Some records:
....

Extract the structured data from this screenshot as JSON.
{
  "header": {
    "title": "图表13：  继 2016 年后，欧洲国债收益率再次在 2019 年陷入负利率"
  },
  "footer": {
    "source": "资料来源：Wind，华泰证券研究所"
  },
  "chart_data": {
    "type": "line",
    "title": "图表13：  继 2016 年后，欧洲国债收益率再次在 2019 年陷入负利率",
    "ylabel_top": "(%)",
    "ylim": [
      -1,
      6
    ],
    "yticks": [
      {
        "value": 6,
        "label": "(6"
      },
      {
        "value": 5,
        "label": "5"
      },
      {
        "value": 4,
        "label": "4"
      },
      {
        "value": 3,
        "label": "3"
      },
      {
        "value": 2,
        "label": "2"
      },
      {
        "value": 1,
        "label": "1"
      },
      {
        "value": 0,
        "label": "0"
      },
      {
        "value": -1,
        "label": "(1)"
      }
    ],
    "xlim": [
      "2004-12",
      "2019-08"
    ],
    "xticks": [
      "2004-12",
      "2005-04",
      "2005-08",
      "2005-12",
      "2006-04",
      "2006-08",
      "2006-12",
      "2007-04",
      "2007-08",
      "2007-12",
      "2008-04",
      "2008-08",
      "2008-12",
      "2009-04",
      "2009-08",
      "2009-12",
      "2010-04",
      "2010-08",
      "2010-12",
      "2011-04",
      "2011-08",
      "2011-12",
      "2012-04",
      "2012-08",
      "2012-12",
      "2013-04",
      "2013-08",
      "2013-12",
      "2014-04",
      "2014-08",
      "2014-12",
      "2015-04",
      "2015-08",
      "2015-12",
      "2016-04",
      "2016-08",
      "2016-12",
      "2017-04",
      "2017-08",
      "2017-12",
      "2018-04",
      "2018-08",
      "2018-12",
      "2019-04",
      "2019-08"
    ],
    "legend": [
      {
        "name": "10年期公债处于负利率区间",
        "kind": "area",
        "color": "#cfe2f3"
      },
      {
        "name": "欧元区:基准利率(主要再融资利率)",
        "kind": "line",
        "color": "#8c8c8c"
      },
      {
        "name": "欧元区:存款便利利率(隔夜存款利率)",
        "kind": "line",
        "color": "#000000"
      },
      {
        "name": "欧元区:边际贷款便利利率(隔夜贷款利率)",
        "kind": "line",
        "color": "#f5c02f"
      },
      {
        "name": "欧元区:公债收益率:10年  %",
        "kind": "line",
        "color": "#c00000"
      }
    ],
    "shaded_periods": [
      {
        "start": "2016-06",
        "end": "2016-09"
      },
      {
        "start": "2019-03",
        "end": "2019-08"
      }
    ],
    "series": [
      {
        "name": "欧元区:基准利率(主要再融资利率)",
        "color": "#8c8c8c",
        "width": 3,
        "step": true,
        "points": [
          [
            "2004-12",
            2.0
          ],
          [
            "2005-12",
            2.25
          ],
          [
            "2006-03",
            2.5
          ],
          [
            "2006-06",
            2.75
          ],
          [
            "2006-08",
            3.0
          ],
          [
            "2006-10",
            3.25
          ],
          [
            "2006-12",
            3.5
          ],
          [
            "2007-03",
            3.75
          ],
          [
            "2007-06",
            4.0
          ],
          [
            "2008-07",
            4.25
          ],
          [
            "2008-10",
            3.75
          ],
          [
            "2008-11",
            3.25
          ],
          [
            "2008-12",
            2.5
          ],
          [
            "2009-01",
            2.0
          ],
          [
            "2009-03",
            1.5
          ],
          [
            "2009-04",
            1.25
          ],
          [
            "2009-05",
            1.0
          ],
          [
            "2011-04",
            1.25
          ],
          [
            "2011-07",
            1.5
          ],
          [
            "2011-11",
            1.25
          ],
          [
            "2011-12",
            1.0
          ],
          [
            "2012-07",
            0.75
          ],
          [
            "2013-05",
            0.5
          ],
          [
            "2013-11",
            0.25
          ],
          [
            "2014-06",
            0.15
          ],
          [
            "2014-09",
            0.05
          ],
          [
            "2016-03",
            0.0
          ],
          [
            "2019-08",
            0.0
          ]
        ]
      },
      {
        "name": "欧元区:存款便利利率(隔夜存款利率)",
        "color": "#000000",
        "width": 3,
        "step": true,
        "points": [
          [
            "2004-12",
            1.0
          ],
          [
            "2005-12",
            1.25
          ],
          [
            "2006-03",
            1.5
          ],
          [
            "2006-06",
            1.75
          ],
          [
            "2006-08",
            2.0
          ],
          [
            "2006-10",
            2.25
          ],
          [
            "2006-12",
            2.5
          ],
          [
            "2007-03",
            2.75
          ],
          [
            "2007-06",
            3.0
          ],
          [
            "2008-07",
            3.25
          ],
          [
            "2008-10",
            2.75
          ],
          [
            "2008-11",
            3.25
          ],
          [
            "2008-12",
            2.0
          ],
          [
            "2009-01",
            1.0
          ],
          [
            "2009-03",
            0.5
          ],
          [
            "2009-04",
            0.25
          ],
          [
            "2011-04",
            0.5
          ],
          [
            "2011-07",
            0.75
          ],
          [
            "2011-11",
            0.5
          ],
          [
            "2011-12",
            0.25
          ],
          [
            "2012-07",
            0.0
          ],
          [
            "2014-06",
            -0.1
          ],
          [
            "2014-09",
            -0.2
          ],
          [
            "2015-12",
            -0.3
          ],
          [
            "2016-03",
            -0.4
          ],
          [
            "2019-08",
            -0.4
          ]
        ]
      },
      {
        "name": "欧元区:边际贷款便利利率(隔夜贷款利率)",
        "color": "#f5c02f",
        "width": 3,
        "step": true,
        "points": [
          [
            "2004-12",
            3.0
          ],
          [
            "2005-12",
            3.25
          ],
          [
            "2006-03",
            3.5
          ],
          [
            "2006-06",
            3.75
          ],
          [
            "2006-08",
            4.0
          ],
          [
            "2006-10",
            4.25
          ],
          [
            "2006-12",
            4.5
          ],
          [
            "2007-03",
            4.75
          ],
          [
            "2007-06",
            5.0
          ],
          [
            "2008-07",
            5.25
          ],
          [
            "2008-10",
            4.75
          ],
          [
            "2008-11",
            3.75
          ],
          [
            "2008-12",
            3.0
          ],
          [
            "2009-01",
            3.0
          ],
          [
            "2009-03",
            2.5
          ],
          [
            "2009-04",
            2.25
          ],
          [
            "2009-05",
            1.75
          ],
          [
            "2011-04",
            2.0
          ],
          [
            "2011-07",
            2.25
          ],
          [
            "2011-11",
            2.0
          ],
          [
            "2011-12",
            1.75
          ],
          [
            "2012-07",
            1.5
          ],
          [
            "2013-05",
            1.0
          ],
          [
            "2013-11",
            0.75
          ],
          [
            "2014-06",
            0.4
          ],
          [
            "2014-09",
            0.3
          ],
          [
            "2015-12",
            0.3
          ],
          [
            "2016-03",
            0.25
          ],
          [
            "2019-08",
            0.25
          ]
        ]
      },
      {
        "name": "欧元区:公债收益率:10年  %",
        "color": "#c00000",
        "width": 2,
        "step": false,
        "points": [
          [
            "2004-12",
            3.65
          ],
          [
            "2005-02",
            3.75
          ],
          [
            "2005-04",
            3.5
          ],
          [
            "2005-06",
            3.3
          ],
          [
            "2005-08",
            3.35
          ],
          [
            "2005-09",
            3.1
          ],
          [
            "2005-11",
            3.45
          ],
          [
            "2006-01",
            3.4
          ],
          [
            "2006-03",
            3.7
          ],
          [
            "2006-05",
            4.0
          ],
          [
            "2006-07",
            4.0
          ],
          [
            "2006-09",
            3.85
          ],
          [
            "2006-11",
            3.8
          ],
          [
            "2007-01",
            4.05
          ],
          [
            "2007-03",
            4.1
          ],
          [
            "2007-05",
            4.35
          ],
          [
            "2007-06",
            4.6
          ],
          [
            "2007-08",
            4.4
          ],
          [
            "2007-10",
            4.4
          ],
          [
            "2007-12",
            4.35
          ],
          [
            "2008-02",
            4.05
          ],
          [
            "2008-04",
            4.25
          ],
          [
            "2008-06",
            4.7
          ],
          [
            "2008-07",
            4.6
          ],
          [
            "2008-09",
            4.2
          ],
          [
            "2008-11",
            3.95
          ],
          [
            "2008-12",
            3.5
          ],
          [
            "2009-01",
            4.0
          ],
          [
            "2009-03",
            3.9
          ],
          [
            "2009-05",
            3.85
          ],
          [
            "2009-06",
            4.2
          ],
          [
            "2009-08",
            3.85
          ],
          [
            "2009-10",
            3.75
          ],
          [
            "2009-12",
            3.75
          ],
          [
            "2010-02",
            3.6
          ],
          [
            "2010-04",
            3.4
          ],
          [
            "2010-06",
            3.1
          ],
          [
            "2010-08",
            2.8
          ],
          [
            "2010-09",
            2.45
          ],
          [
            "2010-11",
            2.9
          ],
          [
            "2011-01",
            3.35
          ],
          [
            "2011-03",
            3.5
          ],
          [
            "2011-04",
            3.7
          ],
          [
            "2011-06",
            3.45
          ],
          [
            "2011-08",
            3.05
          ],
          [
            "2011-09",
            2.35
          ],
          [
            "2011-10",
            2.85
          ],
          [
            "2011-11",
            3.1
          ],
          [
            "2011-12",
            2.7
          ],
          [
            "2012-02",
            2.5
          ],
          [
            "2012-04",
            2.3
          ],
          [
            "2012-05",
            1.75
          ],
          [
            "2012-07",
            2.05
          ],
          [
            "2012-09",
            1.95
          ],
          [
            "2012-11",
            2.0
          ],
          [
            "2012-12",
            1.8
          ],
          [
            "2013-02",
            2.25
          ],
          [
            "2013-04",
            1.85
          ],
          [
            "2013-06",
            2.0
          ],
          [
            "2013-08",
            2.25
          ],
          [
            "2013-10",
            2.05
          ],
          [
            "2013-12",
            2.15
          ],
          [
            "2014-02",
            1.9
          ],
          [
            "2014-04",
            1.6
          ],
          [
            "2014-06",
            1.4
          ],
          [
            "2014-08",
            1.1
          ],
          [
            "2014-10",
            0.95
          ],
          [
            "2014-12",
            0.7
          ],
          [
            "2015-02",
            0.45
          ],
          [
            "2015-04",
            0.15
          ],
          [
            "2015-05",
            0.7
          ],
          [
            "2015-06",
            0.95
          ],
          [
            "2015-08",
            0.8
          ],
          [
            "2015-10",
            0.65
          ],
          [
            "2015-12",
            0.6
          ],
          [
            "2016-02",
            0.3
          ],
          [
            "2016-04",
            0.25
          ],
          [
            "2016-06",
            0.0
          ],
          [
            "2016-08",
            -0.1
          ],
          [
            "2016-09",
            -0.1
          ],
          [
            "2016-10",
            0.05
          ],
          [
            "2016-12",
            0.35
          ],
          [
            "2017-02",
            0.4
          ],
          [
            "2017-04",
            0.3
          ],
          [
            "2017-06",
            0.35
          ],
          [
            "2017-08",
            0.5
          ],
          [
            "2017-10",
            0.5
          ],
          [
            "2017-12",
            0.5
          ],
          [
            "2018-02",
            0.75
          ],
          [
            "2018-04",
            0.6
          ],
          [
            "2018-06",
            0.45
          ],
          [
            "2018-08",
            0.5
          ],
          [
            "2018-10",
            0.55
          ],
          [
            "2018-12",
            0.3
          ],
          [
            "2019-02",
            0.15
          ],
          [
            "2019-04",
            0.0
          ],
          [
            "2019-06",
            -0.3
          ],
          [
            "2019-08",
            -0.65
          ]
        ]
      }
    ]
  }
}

....

Exercise task: Your reply is one number: how many lines of the records above contain the word "color".

Answer to the problem: 9